The records that follow should be retyped word for word.

□ □ □

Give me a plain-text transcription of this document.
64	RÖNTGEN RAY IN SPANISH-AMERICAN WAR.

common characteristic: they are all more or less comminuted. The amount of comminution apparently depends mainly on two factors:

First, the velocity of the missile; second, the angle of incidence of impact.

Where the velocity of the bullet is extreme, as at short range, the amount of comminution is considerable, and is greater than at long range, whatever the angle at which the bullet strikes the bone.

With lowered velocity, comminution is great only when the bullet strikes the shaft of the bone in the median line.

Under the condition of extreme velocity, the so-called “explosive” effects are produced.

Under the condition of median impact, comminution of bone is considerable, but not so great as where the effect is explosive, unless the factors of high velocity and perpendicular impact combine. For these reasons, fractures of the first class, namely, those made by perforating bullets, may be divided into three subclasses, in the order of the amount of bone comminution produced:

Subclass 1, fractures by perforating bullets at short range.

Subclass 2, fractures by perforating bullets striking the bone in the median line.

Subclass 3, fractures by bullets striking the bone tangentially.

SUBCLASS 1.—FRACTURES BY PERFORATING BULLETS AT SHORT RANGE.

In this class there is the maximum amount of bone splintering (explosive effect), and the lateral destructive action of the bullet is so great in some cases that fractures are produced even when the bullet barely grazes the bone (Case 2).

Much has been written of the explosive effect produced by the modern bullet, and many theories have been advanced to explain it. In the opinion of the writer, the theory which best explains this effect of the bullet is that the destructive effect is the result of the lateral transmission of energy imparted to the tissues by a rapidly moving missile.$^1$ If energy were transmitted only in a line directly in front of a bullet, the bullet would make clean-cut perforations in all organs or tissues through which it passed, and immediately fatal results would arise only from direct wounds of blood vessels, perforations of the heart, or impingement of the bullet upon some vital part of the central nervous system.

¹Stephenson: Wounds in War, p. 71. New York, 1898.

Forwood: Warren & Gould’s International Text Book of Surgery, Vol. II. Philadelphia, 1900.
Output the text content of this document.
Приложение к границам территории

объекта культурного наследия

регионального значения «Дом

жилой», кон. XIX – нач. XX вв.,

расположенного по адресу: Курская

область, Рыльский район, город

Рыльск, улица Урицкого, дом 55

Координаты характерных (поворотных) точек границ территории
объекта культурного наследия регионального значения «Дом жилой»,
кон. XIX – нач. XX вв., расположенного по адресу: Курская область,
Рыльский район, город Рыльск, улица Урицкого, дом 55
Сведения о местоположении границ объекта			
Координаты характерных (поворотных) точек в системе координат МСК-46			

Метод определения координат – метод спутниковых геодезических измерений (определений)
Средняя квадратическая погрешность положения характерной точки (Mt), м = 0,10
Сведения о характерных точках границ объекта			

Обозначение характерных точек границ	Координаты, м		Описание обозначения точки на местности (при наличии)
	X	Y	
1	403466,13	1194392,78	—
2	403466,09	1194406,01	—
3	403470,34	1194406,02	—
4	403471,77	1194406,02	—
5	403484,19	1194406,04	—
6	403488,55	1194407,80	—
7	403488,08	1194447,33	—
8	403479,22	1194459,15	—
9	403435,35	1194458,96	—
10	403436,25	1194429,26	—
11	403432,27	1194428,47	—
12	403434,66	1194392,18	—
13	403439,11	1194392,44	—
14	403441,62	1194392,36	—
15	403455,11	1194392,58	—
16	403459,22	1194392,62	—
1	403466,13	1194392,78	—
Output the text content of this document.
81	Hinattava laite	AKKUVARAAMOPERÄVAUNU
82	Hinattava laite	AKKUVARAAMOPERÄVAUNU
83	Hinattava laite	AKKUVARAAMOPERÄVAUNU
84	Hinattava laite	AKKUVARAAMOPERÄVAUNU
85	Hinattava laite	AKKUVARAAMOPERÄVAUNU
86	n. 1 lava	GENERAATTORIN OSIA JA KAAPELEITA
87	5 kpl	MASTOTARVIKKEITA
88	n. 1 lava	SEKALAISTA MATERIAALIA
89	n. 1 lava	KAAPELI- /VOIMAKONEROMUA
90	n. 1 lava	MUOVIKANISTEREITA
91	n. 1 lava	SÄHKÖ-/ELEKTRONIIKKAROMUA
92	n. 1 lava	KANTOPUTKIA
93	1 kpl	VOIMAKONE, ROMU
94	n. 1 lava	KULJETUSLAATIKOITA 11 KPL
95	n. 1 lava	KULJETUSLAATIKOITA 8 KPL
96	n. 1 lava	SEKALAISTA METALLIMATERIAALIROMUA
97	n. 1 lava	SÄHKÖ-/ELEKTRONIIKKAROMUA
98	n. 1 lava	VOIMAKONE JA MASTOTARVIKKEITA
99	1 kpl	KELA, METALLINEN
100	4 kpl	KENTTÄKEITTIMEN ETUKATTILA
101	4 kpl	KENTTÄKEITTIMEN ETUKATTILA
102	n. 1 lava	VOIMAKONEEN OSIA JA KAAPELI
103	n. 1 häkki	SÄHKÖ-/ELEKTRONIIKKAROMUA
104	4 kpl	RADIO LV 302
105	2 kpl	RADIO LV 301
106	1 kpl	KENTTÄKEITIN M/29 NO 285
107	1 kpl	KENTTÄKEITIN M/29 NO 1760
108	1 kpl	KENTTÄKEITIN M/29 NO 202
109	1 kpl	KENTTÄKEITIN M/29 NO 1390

□ □ □

### FINISHED TASK
Give me a plain-text transcription of this document.
64	RÖNTGEN RAY IN SPANISH-AMERICAN WAR.

common characteristic: they are all more or less comminuted. The amount of comminution apparently depends mainly on two factors:

First, the velocity of the missile; second, the angle of incidence of impact.

Where the velocity of the bullet is extreme, as at short range, the amount of comminution is considerable, and is greater than at long range, whatever the angle at which the bullet strikes the bone.

With lowered velocity, comminution is great only when the bullet strikes the shaft of the bone in the median line.

Under the condition of extreme velocity, the so-called “explosive” effects are produced.

Under the condition of median impact, comminution of bone is considerable, but not so great as where the effect is explosive, unless the factors of high velocity and perpendicular impact combine. For these reasons, fractures of the first class, namely, those made by perforating bullets, may be divided into three subclasses, in the order of the amount of bone comminution produced:

Subclass 1, fractures by perforating bullets at short range.

Subclass 2, fractures by perforating bullets striking the bone in the median line.

Subclass 3, fractures by bullets striking the bone tangentially.

SUBCLASS 1.—FRACTURES BY PERFORATING BULLETS AT SHORT RANGE.

In this class there is the maximum amount of bone splintering (explosive effect), and the lateral destructive action of the bullet is so great in some cases that fractures are produced even when the bullet barely grazes the bone (Case 2).

Much has been written of the explosive effect produced by the modern bullet, and many theories have been advanced to explain it. In the opinion of the writer, the theory which best explains this effect of the bullet is that the destructive effect is the result of the lateral transmission of energy imparted to the tissues by a rapidly moving missile.$^1$ If energy were transmitted only in a line directly in front of a bullet, the bullet would make clean-cut perforations in all organs or tissues through which it passed, and immediately fatal results would arise only from direct wounds of blood vessels, perforations of the heart, or impingement of the bullet upon some vital part of the central nervous system.

¹Stephenson: Wounds in War, p. 71. New York, 1898.

Forwood: Warren & Gould’s International Text Book of Surgery, Vol. II. Philadelphia, 1900.
Output the text content of this document.
Приложение к границам территории

объекта культурного наследия

регионального значения «Дом

жилой», кон. XIX – нач. XX вв.,

расположенного по адресу: Курская

область, Рыльский район, город

Рыльск, улица Урицкого, дом 55

Координаты характерных (поворотных) точек границ территории
объекта культурного наследия регионального значения «Дом жилой»,
кон. XIX – нач. XX вв., расположенного по адресу: Курская область,
Рыльский район, город Рыльск, улица Урицкого, дом 55
Сведения о местоположении границ объекта			
Координаты характерных (поворотных) точек в системе координат МСК-46			

Метод определения координат – метод спутниковых геодезических измерений (определений)
Средняя квадратическая погрешность положения характерной точки (Mt), м = 0,10
Сведения о характерных точках границ объекта			

Обозначение характерных точек границ	Координаты, м		Описание обозначения точки на местности (при наличии)
	X	Y	
1	403466,13	1194392,78	—
2	403466,09	1194406,01	—
3	403470,34	1194406,02	—
4	403471,77	1194406,02	—
5	403484,19	1194406,04	—
6	403488,55	1194407,80	—
7	403488,08	1194447,33	—
8	403479,22	1194459,15	—
9	403435,35	1194458,96	—
10	403436,25	1194429,26	—
11	403432,27	1194428,47	—
12	403434,66	1194392,18	—
13	403439,11	1194392,44	—
14	403441,62	1194392,36	—
15	403455,11	1194392,58	—
16	403459,22	1194392,62	—
1	403466,13	1194392,78	—
Output the text content of this document.
81	Hinattava laite	AKKUVARAAMOPERÄVAUNU
82	Hinattava laite	AKKUVARAAMOPERÄVAUNU
83	Hinattava laite	AKKUVARAAMOPERÄVAUNU
84	Hinattava laite	AKKUVARAAMOPERÄVAUNU
85	Hinattava laite	AKKUVARAAMOPERÄVAUNU
86	n. 1 lava	GENERAATTORIN OSIA JA KAAPELEITA
87	5 kpl	MASTOTARVIKKEITA
88	n. 1 lava	SEKALAISTA MATERIAALIA
89	n. 1 lava	KAAPELI- /VOIMAKONEROMUA
90	n. 1 lava	MUOVIKANISTEREITA
91	n. 1 lava	SÄHKÖ-/ELEKTRONIIKKAROMUA
92	n. 1 lava	KANTOPUTKIA
93	1 kpl	VOIMAKONE, ROMU
94	n. 1 lava	KULJETUSLAATIKOITA 11 KPL
95	n. 1 lava	KULJETUSLAATIKOITA 8 KPL
96	n. 1 lava	SEKALAISTA METALLIMATERIAALIROMUA
97	n. 1 lava	SÄHKÖ-/ELEKTRONIIKKAROMUA
98	n. 1 lava	VOIMAKONE JA MASTOTARVIKKEITA
99	1 kpl	KELA, METALLINEN
100	4 kpl	KENTTÄKEITTIMEN ETUKATTILA
101	4 kpl	KENTTÄKEITTIMEN ETUKATTILA
102	n. 1 lava	VOIMAKONEEN OSIA JA KAAPELI
103	n. 1 häkki	SÄHKÖ-/ELEKTRONIIKKAROMUA
104	4 kpl	RADIO LV 302
105	2 kpl	RADIO LV 301
106	1 kpl	KENTTÄKEITIN M/29 NO 285
107	1 kpl	KENTTÄKEITIN M/29 NO 1760
108	1 kpl	KENTTÄKEITIN M/29 NO 202
109	1 kpl	KENTTÄKEITIN M/29 NO 1390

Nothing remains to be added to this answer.